Stored entries:

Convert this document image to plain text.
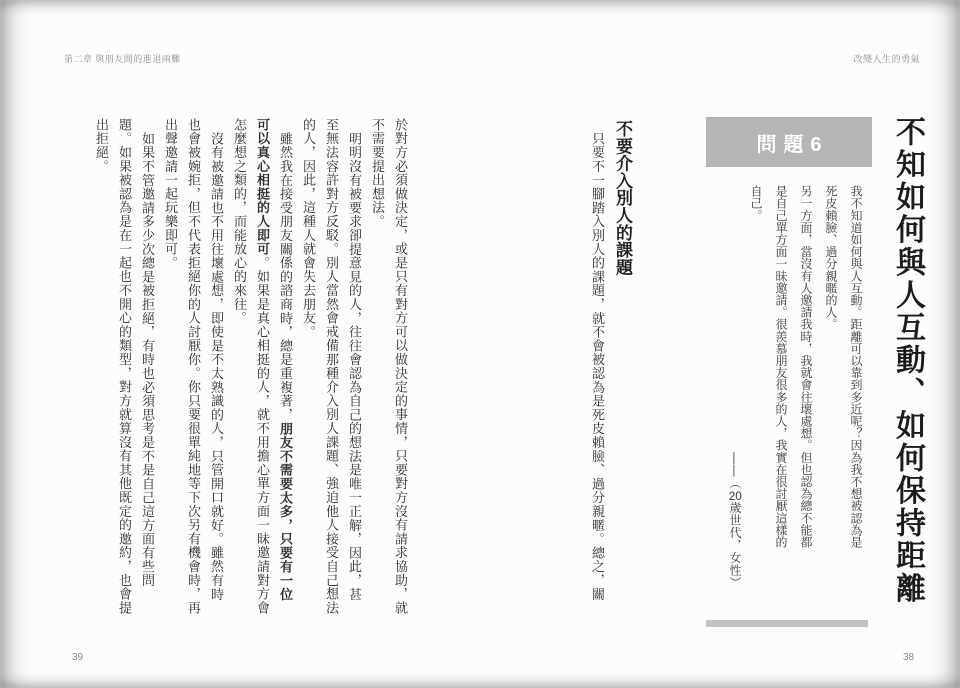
第二章 與朋友間的進退兩難	改變人生的勇氣
不知如何與人互動、如何保持距離
問題6
我不知道如何與人互動。距離可以靠到多近呢？因為我不想被認為是
死皮賴臉、過分親暱的人。
另一方面，當沒有人邀請我時，我就會往壞處想。但也認為總不能都
是自己單方面一昧邀請。很羨慕朋友很多的人，我實在很討厭這樣的
自己。
——（20歲世代，女性）
不要介入別人的課題
只要不一腳踏入別人的課題，就不會被認為是死皮賴臉、過分親暱。總之，關
於對方必須做決定，或是只有對方可以做決定的事情，只要對方沒有請求協助，就
不需要提出想法。
明明沒有被要求卻提意見的人，往往會認為自己的想法是唯一正解，因此，甚
至無法容許對方反駁。別人當然會戒備那種介入別人課題、強迫他人接受自己想法
的人，因此，這種人就會失去朋友。
雖然我在接受朋友關係的諮商時，總是重複著，朋友不需要太多，只要有一位
可以真心相挺的人即可。如果是真心相挺的人，就不用擔心單方面一昧邀請對方會
怎麼想之類的，而能放心的來往。
沒有被邀請也不用往壞處想，即使是不太熟識的人，只管開口就好。雖然有時
也會被婉拒，但不代表拒絕你的人討厭你。你只要很單純地等下次另有機會時，再
出聲邀請一起玩樂即可。
如果不管邀請多少次總是被拒絕，有時也必須思考是不是自己這方面有些問
題。如果被認為是在一起也不開心的類型，對方就算沒有其他既定的邀約，也會提
出拒絕。
39	38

SET PROBLEM: Copy the records above exactly, leaving out every picture.

ANSWER TO THIS EXERCISE:
Convert this document image to plain text.
第二章 與朋友間的進退兩難	改變人生的勇氣
不知如何與人互動、如何保持距離
問題6
我不知道如何與人互動。距離可以靠到多近呢？因為我不想被認為是
死皮賴臉、過分親暱的人。
另一方面，當沒有人邀請我時，我就會往壞處想。但也認為總不能都
是自己單方面一昧邀請。很羨慕朋友很多的人，我實在很討厭這樣的
自己。
——（20歲世代，女性）
不要介入別人的課題
只要不一腳踏入別人的課題，就不會被認為是死皮賴臉、過分親暱。總之，關
於對方必須做決定，或是只有對方可以做決定的事情，只要對方沒有請求協助，就
不需要提出想法。
明明沒有被要求卻提意見的人，往往會認為自己的想法是唯一正解，因此，甚
至無法容許對方反駁。別人當然會戒備那種介入別人課題、強迫他人接受自己想法
的人，因此，這種人就會失去朋友。
雖然我在接受朋友關係的諮商時，總是重複著，朋友不需要太多，只要有一位
可以真心相挺的人即可。如果是真心相挺的人，就不用擔心單方面一昧邀請對方會
怎麼想之類的，而能放心的來往。
沒有被邀請也不用往壞處想，即使是不太熟識的人，只管開口就好。雖然有時
也會被婉拒，但不代表拒絕你的人討厭你。你只要很單純地等下次另有機會時，再
出聲邀請一起玩樂即可。
如果不管邀請多少次總是被拒絕，有時也必須思考是不是自己這方面有些問
題。如果被認為是在一起也不開心的類型，對方就算沒有其他既定的邀約，也會提
出拒絕。
39	38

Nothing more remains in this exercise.